■ List of tasks
a. In the wetland restoration update, which native plants did the Redfish Elementary School students plant at the Harrop Wetland?
b. Say whether each statement agrees with the wetland restoration update, answering yes or no and quoting the deciding words of the text: (i) Before working, the students cleaned their footwear to keep invasive plants from spreading. (ii) Bullthistle was removed at the Jubilee Wetland. (iii) Creeping buttercup was pulled by hand.
c. Summarize the wetland restoration update in three sentences.

■ Extract
# # # #
Year two kicked off with Spring invasive plant pulls and planting with local students and volunteers. Two classes from Rossland Summit School (RSS) collaborated with CKISS in identifying and removing invasive plants at the Jubilee Wetland. Activities included pulling Canada thistle (Cirsium arvense) and solarization of creeping buttercup. Prior to any work, students brushed off their foot wear to prevent the further spread of invasives.

At Hunter Siding Wetland, a small team of volunteers played a crucial role in removing a substantial amount of bullthistle (Cirsium vulgare), contributing to the survival and success of native plants. Special thanks to the Slocan Lake Stewardship Society for their collaboration on this site.

At the Harrop Wetland CKISS was joined by grade 5, 6, and 7 students of Redfish Elementary School. Here they helped plant native alder, dogwood, and cedar. By doing so they are enhancing wetland habitat, benefiting at-risk species such as the western toad, painted turtle, blue heron, and more. In addition, they spent some time learning about invasive species and removing Canada thistle. The CKISS acknowledges the Friends of Kootenay Lake Stewardship Society (FOKLSS) for their leadership in the project.

Volunteer Opportunities in 2024: Stay Tuned!

As we reflect on the accomplishments of the past year, we’re already looking ahead. Stay tuned for exciting volunteer opportunities in 2024, where you can actively contribute to the ongoing success of the project.
# # # #
■ Given data
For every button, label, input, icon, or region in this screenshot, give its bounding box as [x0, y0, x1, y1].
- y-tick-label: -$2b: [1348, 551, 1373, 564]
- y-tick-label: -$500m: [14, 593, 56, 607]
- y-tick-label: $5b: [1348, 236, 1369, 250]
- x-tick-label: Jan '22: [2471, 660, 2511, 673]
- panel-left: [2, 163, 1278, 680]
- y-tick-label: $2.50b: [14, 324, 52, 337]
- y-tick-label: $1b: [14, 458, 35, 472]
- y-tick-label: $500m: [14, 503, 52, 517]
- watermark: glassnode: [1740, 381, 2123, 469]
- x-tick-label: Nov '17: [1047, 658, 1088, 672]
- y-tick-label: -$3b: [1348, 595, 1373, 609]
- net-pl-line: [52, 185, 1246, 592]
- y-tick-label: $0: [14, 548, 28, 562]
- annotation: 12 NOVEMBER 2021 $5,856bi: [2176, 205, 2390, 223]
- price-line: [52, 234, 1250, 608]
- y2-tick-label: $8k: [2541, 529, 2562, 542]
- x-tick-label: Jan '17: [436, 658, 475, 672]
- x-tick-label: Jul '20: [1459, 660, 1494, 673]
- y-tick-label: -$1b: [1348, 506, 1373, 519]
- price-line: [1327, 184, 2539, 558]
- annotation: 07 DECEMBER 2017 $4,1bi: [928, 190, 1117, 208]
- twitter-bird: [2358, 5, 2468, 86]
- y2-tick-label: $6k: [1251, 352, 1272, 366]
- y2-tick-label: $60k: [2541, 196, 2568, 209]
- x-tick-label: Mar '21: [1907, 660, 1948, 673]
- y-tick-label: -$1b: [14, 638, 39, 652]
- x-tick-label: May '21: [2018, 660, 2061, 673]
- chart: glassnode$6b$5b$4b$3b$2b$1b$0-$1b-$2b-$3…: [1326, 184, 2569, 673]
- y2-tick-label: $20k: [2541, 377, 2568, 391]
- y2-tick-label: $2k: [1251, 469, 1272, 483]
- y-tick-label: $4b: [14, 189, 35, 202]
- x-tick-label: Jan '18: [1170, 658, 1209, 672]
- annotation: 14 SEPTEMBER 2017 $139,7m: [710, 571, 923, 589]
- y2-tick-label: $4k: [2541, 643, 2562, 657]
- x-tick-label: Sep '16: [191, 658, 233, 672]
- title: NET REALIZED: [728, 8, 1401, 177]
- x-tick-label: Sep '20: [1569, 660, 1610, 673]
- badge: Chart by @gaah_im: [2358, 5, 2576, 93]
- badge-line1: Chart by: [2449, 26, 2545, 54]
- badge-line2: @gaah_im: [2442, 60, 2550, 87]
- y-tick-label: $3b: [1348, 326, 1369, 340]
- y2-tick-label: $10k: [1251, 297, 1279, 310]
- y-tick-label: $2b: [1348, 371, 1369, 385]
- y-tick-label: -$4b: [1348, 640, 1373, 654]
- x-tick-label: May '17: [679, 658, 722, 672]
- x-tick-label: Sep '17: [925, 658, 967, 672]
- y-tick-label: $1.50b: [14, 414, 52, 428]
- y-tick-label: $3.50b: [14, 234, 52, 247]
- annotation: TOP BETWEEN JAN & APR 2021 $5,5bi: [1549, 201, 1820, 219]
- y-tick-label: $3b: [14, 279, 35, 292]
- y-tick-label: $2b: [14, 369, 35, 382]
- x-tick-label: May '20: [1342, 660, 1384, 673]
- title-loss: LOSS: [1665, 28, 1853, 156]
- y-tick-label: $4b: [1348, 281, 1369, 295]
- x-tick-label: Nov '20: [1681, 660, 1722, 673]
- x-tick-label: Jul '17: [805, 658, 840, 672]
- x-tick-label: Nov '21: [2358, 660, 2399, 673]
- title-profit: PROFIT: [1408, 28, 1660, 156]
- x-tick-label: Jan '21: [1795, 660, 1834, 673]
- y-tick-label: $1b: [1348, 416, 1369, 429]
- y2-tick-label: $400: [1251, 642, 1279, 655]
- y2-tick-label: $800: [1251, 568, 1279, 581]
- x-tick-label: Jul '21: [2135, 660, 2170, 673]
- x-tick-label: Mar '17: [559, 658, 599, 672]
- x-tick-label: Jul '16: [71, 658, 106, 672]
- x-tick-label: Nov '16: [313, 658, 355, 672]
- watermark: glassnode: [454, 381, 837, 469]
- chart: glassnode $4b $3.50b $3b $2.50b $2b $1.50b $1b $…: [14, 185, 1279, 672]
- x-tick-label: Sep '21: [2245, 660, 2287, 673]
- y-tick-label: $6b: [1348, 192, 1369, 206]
# # # #
■ Responses
a. Native alder, dogwood, and cedar.

b.
(i) Yes: "Prior to any work, students brushed off their foot wear to prevent the further spread of invasives."
(ii) No: "At Hunter Siding Wetland, a small team of volunteers played a crucial role in removing a substantial amount of bullthistle (Cirsium vulgare)"
(iii) No: "Activities included pulling Canada thistle (Cirsium arvense) and solarization of creeping buttercup."

c. In year two, CKISS worked with local students and volunteers to remove invasive plants and plant native species at several wetlands. Rossland Summit School classes pulled Canada thistle and solarized creeping buttercup at the Jubilee Wetland, volunteers removed bullthistle at Hunter Siding Wetland, and Redfish Elementary students planted native alder, dogwood, and cedar at the Harrop Wetland to improve habitat for at-risk species. More volunteer opportunities are expected in 2024.